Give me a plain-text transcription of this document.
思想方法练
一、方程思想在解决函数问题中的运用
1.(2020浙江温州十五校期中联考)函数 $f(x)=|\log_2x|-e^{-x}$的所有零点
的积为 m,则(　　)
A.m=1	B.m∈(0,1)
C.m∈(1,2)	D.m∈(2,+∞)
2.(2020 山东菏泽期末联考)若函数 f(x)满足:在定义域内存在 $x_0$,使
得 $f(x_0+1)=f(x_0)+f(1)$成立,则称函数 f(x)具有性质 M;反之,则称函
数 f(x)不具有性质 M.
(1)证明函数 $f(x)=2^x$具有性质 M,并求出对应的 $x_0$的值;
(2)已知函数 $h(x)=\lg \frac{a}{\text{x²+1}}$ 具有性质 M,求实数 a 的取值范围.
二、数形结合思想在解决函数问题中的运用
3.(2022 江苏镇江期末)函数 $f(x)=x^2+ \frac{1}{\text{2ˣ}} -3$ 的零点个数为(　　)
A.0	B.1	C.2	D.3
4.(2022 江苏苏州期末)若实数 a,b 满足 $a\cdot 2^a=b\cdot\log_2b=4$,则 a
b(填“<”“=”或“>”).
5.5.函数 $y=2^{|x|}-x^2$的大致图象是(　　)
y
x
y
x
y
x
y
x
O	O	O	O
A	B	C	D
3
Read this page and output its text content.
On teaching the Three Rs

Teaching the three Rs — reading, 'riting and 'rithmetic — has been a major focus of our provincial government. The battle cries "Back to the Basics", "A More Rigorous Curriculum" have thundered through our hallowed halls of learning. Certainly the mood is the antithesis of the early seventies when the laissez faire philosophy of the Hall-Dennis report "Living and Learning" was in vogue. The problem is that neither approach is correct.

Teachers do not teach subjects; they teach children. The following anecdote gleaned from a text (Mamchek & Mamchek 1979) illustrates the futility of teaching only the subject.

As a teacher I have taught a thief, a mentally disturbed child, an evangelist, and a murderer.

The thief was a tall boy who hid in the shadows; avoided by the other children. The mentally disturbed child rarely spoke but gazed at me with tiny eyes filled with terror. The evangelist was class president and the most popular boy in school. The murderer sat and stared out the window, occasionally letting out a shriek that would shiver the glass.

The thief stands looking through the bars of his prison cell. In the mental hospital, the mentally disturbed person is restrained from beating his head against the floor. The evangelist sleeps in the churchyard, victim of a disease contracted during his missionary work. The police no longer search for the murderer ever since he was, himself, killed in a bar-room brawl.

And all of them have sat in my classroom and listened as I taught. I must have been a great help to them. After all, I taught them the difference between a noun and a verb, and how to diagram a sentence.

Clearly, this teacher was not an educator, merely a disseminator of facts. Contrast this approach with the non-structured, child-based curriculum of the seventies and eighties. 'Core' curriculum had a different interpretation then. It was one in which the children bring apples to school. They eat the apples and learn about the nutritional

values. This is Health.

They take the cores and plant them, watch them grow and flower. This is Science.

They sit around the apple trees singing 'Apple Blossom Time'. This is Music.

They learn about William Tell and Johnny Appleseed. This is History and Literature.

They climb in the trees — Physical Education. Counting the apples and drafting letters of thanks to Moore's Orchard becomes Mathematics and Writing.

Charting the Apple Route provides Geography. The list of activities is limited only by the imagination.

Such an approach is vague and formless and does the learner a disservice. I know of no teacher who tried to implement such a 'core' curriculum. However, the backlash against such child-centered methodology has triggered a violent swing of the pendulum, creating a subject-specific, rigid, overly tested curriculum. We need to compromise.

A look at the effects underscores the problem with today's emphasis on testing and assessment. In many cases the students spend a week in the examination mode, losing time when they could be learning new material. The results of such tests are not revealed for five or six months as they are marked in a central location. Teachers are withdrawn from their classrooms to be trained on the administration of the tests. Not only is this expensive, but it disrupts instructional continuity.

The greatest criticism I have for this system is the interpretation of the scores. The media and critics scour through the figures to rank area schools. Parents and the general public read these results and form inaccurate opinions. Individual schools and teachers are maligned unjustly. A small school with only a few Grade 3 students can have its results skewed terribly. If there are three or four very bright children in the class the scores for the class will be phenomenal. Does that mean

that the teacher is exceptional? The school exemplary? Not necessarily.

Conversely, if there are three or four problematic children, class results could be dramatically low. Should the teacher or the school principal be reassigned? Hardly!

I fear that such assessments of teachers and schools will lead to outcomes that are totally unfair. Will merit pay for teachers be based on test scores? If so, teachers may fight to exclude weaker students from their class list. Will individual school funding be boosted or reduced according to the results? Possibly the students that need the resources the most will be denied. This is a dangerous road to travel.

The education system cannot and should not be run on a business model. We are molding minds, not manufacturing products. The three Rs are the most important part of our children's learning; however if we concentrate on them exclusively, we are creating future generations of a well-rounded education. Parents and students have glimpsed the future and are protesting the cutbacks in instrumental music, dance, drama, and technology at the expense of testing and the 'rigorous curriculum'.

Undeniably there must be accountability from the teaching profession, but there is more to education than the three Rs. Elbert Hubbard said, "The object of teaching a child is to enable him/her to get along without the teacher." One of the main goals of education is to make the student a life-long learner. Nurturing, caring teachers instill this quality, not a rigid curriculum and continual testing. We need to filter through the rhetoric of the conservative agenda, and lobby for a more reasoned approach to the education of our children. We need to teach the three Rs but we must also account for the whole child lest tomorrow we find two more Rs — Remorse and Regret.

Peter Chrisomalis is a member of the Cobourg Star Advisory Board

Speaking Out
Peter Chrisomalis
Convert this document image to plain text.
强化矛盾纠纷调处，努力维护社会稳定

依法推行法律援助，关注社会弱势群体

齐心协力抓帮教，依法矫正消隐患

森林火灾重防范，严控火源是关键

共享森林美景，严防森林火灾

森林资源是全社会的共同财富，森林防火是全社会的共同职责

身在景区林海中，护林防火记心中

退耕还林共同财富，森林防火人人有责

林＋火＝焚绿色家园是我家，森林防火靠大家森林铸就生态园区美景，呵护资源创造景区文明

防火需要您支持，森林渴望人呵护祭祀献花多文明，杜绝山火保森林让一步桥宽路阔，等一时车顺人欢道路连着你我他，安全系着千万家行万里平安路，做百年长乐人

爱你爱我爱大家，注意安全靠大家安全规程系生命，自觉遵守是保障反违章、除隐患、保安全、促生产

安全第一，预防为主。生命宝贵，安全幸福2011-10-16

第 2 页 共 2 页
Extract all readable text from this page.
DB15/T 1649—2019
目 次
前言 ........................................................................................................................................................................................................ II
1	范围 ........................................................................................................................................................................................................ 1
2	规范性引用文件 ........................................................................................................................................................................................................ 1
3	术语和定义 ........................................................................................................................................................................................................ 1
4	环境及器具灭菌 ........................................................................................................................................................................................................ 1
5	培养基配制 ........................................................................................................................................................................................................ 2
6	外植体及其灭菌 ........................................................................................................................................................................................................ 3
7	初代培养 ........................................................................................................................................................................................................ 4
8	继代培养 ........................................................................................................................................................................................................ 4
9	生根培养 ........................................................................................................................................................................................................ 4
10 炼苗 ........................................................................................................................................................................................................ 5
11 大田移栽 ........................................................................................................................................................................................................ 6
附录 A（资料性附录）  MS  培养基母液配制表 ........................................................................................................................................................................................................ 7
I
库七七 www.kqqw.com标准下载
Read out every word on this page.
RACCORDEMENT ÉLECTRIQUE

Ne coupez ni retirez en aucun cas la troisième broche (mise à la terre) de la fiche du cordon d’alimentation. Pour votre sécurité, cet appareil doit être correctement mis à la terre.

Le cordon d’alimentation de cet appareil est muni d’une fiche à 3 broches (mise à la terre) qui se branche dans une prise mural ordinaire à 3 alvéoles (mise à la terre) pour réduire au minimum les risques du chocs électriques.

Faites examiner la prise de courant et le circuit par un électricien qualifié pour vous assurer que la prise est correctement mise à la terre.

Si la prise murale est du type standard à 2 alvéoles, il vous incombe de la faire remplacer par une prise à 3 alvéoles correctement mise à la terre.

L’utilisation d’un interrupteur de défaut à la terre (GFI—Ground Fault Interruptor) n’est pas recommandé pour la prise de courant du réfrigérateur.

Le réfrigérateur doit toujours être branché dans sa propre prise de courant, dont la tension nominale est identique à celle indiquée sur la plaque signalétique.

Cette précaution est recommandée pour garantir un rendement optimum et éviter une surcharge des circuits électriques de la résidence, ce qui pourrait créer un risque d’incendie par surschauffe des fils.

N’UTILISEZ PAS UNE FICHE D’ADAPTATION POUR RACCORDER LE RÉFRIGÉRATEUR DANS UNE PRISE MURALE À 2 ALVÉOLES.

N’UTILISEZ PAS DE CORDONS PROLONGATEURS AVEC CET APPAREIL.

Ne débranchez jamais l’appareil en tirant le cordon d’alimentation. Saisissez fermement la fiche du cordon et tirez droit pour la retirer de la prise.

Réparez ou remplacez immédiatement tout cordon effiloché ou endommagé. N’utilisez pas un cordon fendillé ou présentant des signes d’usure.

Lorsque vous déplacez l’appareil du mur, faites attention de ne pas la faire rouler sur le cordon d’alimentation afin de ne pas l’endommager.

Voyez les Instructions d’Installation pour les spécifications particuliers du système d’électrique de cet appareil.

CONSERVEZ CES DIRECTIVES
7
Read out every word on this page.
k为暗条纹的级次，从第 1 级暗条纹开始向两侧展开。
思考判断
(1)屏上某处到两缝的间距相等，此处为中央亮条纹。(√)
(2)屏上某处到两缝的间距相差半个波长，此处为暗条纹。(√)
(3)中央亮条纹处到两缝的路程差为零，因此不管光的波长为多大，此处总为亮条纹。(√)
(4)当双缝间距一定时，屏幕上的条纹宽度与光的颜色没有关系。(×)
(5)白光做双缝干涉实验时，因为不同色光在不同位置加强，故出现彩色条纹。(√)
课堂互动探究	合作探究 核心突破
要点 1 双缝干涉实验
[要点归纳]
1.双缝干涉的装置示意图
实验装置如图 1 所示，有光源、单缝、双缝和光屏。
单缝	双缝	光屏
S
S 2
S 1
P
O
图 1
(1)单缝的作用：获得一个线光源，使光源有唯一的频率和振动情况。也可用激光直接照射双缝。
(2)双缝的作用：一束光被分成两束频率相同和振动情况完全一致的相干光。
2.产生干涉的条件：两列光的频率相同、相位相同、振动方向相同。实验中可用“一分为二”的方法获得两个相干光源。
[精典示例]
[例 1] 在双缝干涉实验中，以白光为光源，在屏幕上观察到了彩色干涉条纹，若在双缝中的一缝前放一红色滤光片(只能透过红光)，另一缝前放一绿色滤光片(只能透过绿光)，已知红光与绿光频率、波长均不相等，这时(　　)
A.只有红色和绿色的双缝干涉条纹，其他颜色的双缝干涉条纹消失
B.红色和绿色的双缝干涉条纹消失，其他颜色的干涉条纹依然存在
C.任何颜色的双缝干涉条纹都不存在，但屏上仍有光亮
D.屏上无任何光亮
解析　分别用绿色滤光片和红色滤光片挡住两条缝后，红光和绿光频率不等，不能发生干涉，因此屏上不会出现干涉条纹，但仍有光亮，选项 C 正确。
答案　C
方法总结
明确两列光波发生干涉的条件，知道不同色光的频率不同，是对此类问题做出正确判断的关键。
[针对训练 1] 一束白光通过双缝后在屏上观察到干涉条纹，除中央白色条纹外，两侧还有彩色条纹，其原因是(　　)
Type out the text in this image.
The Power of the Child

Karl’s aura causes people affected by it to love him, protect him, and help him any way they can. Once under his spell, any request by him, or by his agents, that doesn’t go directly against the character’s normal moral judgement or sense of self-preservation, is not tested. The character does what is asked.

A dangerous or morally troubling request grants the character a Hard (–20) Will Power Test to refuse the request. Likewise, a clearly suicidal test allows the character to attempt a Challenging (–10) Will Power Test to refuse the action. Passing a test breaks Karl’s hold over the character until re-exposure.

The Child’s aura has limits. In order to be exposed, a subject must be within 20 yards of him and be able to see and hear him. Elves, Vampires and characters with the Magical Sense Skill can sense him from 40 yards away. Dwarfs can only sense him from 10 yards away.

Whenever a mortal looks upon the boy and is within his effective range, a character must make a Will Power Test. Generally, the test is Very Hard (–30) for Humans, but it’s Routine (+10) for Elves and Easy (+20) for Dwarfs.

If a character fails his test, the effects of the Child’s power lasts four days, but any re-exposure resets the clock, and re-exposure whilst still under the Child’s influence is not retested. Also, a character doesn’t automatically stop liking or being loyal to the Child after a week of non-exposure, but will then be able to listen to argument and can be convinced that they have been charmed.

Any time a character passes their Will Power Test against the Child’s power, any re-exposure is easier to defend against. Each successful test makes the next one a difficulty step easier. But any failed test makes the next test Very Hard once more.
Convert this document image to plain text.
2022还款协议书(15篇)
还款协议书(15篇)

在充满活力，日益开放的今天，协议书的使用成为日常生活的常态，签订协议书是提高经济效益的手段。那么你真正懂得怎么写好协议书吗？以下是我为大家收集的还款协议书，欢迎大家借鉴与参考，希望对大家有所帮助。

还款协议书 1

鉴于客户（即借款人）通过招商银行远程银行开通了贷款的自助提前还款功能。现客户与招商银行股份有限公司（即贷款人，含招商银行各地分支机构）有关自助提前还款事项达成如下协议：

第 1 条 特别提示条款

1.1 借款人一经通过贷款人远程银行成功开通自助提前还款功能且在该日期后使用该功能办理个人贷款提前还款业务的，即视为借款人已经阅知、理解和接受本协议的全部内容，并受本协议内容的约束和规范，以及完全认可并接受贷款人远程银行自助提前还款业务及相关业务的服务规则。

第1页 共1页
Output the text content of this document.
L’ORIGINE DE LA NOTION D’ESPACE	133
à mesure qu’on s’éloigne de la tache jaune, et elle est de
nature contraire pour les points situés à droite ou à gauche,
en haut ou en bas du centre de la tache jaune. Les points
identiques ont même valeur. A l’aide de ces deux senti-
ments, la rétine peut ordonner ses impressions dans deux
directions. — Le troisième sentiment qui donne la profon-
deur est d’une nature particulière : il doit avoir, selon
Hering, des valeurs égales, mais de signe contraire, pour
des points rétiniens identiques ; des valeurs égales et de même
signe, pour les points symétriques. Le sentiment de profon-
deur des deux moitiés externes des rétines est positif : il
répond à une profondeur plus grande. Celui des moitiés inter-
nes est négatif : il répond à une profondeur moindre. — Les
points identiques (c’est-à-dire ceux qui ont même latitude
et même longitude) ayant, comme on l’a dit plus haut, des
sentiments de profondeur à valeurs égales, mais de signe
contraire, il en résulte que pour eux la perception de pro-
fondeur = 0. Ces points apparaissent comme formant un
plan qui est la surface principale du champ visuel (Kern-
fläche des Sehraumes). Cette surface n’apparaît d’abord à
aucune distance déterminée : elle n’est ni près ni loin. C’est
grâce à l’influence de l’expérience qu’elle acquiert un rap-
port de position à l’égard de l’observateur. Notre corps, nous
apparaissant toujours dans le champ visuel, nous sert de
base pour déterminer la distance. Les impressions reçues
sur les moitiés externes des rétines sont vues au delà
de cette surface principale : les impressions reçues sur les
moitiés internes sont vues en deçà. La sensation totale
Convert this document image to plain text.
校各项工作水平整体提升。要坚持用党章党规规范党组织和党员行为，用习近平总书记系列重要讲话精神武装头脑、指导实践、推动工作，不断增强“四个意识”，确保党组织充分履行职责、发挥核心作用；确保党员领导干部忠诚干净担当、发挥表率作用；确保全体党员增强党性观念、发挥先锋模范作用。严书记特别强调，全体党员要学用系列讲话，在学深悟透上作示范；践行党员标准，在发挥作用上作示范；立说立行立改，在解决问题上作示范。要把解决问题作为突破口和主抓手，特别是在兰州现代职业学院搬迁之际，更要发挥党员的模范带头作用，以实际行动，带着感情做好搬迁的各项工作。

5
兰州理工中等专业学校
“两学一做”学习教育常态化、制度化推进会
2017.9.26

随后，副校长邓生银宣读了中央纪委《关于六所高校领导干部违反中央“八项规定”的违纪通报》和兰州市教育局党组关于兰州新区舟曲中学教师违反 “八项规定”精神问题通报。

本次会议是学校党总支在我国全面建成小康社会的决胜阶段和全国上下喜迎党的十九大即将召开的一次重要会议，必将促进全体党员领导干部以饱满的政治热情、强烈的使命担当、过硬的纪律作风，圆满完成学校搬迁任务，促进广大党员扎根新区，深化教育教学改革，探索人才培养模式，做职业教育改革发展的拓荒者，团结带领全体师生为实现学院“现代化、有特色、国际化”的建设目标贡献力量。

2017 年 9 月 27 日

### Directions:
In the listing, find all lines with the string "contraire" and copy them.

### Solved problem:
nature contraire pour les points situés à droite ou à gauche,
Hering, des valeurs égales, mais de signe contraire, pour
contraire, il en résulte que pour eux la perception de pro-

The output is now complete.